(Figure data in JSON)
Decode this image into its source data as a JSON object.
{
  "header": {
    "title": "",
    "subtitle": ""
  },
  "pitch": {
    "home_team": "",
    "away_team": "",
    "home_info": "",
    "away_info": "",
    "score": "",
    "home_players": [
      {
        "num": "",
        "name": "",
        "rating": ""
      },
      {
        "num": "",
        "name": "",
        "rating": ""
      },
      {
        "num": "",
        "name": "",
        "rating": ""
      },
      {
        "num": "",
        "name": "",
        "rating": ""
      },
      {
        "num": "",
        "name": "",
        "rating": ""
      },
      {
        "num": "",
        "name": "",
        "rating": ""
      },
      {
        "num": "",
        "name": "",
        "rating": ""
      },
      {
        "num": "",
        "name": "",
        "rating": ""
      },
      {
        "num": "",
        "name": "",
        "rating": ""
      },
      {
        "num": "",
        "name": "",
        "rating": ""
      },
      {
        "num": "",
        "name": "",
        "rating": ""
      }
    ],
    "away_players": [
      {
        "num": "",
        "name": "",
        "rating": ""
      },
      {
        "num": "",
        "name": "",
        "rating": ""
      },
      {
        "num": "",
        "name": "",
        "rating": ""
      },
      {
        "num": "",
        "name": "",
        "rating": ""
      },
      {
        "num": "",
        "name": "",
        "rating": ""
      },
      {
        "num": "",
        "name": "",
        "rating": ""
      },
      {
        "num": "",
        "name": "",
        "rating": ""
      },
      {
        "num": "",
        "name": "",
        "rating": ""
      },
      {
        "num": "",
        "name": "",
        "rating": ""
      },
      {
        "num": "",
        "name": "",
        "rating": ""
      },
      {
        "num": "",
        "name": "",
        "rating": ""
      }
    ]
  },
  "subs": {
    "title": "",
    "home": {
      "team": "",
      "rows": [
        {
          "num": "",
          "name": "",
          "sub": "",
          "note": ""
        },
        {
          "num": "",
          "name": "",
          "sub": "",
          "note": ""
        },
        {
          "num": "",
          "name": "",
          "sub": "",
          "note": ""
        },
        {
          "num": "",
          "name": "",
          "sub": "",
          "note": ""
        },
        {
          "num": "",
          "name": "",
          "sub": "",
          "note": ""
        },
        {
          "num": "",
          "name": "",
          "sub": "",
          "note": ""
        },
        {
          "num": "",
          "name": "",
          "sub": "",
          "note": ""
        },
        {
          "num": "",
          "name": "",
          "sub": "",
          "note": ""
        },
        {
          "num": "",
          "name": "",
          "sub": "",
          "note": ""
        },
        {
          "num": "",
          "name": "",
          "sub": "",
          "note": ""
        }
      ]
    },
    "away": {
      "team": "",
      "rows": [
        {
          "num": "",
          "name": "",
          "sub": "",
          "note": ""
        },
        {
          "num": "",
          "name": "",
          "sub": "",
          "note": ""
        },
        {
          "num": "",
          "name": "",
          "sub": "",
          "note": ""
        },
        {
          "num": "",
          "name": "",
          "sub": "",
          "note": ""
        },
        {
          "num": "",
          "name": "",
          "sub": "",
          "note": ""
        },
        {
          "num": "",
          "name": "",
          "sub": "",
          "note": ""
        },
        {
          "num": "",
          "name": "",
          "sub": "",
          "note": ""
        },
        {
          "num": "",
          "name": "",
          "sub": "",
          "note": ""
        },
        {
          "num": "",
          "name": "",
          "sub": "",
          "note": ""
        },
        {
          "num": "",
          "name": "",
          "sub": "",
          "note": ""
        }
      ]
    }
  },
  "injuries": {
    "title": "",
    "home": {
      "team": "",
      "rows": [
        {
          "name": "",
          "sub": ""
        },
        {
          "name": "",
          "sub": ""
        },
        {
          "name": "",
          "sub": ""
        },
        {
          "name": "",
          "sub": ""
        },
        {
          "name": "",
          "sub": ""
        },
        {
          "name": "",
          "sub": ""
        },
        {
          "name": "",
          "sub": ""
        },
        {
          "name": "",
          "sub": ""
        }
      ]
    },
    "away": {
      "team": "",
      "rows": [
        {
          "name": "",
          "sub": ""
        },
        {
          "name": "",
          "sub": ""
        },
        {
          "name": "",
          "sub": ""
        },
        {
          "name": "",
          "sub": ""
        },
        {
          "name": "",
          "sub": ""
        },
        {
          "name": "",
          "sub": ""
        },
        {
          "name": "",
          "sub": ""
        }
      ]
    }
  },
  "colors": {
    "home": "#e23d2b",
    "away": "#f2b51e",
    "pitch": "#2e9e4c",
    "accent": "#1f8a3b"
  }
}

**Required work:**
Copy out the whole listing, exactly as written.

**Answer to the problem:**
Decode this image into its source data as a JSON object.
{
  "header": {
    "title": "",
    "subtitle": ""
  },
  "pitch": {
    "home_team": "",
    "away_team": "",
    "home_info": "",
    "away_info": "",
    "score": "",
    "home_players": [
      {
        "num": "",
        "name": "",
        "rating": ""
      },
      {
        "num": "",
        "name": "",
        "rating": ""
      },
      {
        "num": "",
        "name": "",
        "rating": ""
      },
      {
        "num": "",
        "name": "",
        "rating": ""
      },
      {
        "num": "",
        "name": "",
        "rating": ""
      },
      {
        "num": "",
        "name": "",
        "rating": ""
      },
      {
        "num": "",
        "name": "",
        "rating": ""
      },
      {
        "num": "",
        "name": "",
        "rating": ""
      },
      {
        "num": "",
        "name": "",
        "rating": ""
      },
      {
        "num": "",
        "name": "",
        "rating": ""
      },
      {
        "num": "",
        "name": "",
        "rating": ""
      }
    ],
    "away_players": [
      {
        "num": "",
        "name": "",
        "rating": ""
      },
      {
        "num": "",
        "name": "",
        "rating": ""
      },
      {
        "num": "",
        "name": "",
        "rating": ""
      },
      {
        "num": "",
        "name": "",
        "rating": ""
      },
      {
        "num": "",
        "name": "",
        "rating": ""
      },
      {
        "num": "",
        "name": "",
        "rating": ""
      },
      {
        "num": "",
        "name": "",
        "rating": ""
      },
      {
        "num": "",
        "name": "",
        "rating": ""
      },
      {
        "num": "",
        "name": "",
        "rating": ""
      },
      {
        "num": "",
        "name": "",
        "rating": ""
      },
      {
        "num": "",
        "name": "",
        "rating": ""
      }
    ]
  },
  "subs": {
    "title": "",
    "home": {
      "team": "",
      "rows": [
        {
          "num": "",
          "name": "",
          "sub": "",
          "note": ""
        },
        {
          "num": "",
          "name": "",
          "sub": "",
          "note": ""
        },
        {
          "num": "",
          "name": "",
          "sub": "",
          "note": ""
        },
        {
          "num": "",
          "name": "",
          "sub": "",
          "note": ""
        },
        {
          "num": "",
          "name": "",
          "sub": "",
          "note": ""
        },
        {
          "num": "",
          "name": "",
          "sub": "",
          "note": ""
        },
        {
          "num": "",
          "name": "",
          "sub": "",
          "note": ""
        },
        {
          "num": "",
          "name": "",
          "sub": "",
          "note": ""
        },
        {
          "num": "",
          "name": "",
          "sub": "",
          "note": ""
        },
        {
          "num": "",
          "name": "",
          "sub": "",
          "note": ""
        }
      ]
    },
    "away": {
      "team": "",
      "rows": [
        {
          "num": "",
          "name": "",
          "sub": "",
          "note": ""
        },
        {
          "num": "",
          "name": "",
          "sub": "",
          "note": ""
        },
        {
          "num": "",
          "name": "",
          "sub": "",
          "note": ""
        },
        {
          "num": "",
          "name": "",
          "sub": "",
          "note": ""
        },
        {
          "num": "",
          "name": "",
          "sub": "",
          "note": ""
        },
        {
          "num": "",
          "name": "",
          "sub": "",
          "note": ""
        },
        {
          "num": "",
          "name": "",
          "sub": "",
          "note": ""
        },
        {
          "num": "",
          "name": "",
          "sub": "",
          "note": ""
        },
        {
          "num": "",
          "name": "",
          "sub": "",
          "note": ""
        },
        {
          "num": "",
          "name": "",
          "sub": "",
          "note": ""
        }
      ]
    }
  },
  "injuries": {
    "title": "",
    "home": {
      "team": "",
      "rows": [
        {
          "name": "",
          "sub": ""
        },
        {
          "name": "",
          "sub": ""
        },
        {
          "name": "",
          "sub": ""
        },
        {
          "name": "",
          "sub": ""
        },
        {
          "name": "",
          "sub": ""
        },
        {
          "name": "",
          "sub": ""
        },
        {
          "name": "",
          "sub": ""
        },
        {
          "name": "",
          "sub": ""
        }
      ]
    },
    "away": {
      "team": "",
      "rows": [
        {
          "name": "",
          "sub": ""
        },
        {
          "name": "",
          "sub": ""
        },
        {
          "name": "",
          "sub": ""
        },
        {
          "name": "",
          "sub": ""
        },
        {
          "name": "",
          "sub": ""
        },
        {
          "name": "",
          "sub": ""
        },
        {
          "name": "",
          "sub": ""
        }
      ]
    }
  },
  "colors": {
    "home": "#e23d2b",
    "away": "#f2b51e",
    "pitch": "#2e9e4c",
    "accent": "#1f8a3b"
  }
}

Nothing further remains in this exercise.